To be done => Scan the lines and state how many carry "check". Leave out everything but the number.

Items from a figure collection

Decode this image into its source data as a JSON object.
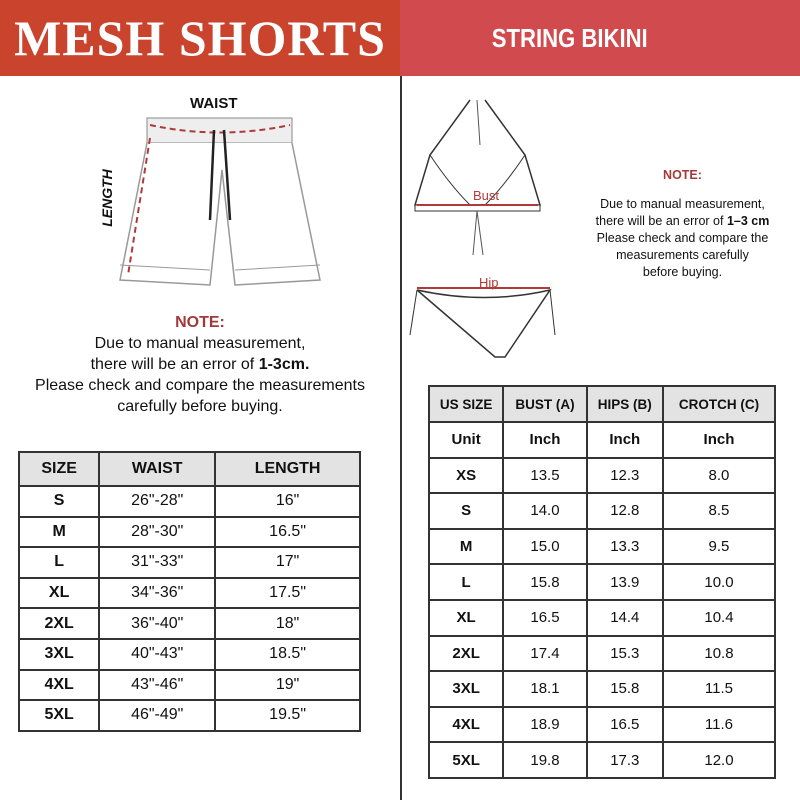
{
  "left": {
    "title": "MESH SHORTS",
    "waist_label": "WAIST",
    "length_label": "LENGTH",
    "note": {
      "title": "NOTE:",
      "line1": "Due to manual measurement,",
      "line2_pre": "there will be an error of ",
      "line2_bold": "1-3cm.",
      "line3": "Please check and compare the measurements",
      "line4": "carefully before buying."
    },
    "table": {
      "headers": [
        "SIZE",
        "WAIST",
        "LENGTH"
      ],
      "rows": [
        [
          "S",
          "26\"-28\"",
          "16\""
        ],
        [
          "M",
          "28\"-30\"",
          "16.5\""
        ],
        [
          "L",
          "31\"-33\"",
          "17\""
        ],
        [
          "XL",
          "34\"-36\"",
          "17.5\""
        ],
        [
          "2XL",
          "36\"-40\"",
          "18\""
        ],
        [
          "3XL",
          "40\"-43\"",
          "18.5\""
        ],
        [
          "4XL",
          "43\"-46\"",
          "19\""
        ],
        [
          "5XL",
          "46\"-49\"",
          "19.5\""
        ]
      ]
    }
  },
  "right": {
    "title": "STRING BIKINI",
    "bust_label": "Bust",
    "hip_label": "Hip",
    "note": {
      "title": "NOTE:",
      "line1": "Due to manual measurement,",
      "line2_pre": "there will be an error of ",
      "line2_bold": "1–3 cm",
      "line3": "Please check and compare the",
      "line4": "measurements carefully",
      "line5": "before buying."
    },
    "table": {
      "headers": [
        "US SIZE",
        "BUST (A)",
        "HIPS (B)",
        "CROTCH (C)"
      ],
      "unit_row": [
        "Unit",
        "Inch",
        "Inch",
        "Inch"
      ],
      "rows": [
        [
          "XS",
          "13.5",
          "12.3",
          "8.0"
        ],
        [
          "S",
          "14.0",
          "12.8",
          "8.5"
        ],
        [
          "M",
          "15.0",
          "13.3",
          "9.5"
        ],
        [
          "L",
          "15.8",
          "13.9",
          "10.0"
        ],
        [
          "XL",
          "16.5",
          "14.4",
          "10.4"
        ],
        [
          "2XL",
          "17.4",
          "15.3",
          "10.8"
        ],
        [
          "3XL",
          "18.1",
          "15.8",
          "11.5"
        ],
        [
          "4XL",
          "18.9",
          "16.5",
          "11.6"
        ],
        [
          "5XL",
          "19.8",
          "17.3",
          "12.0"
        ]
      ]
    }
  },
  "colors": {
    "left_header": "#c9432d",
    "right_header": "#d04a4e",
    "note_title": "#a3393a",
    "measure_line": "#b03a3a"
  }
}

Exercise solution => 2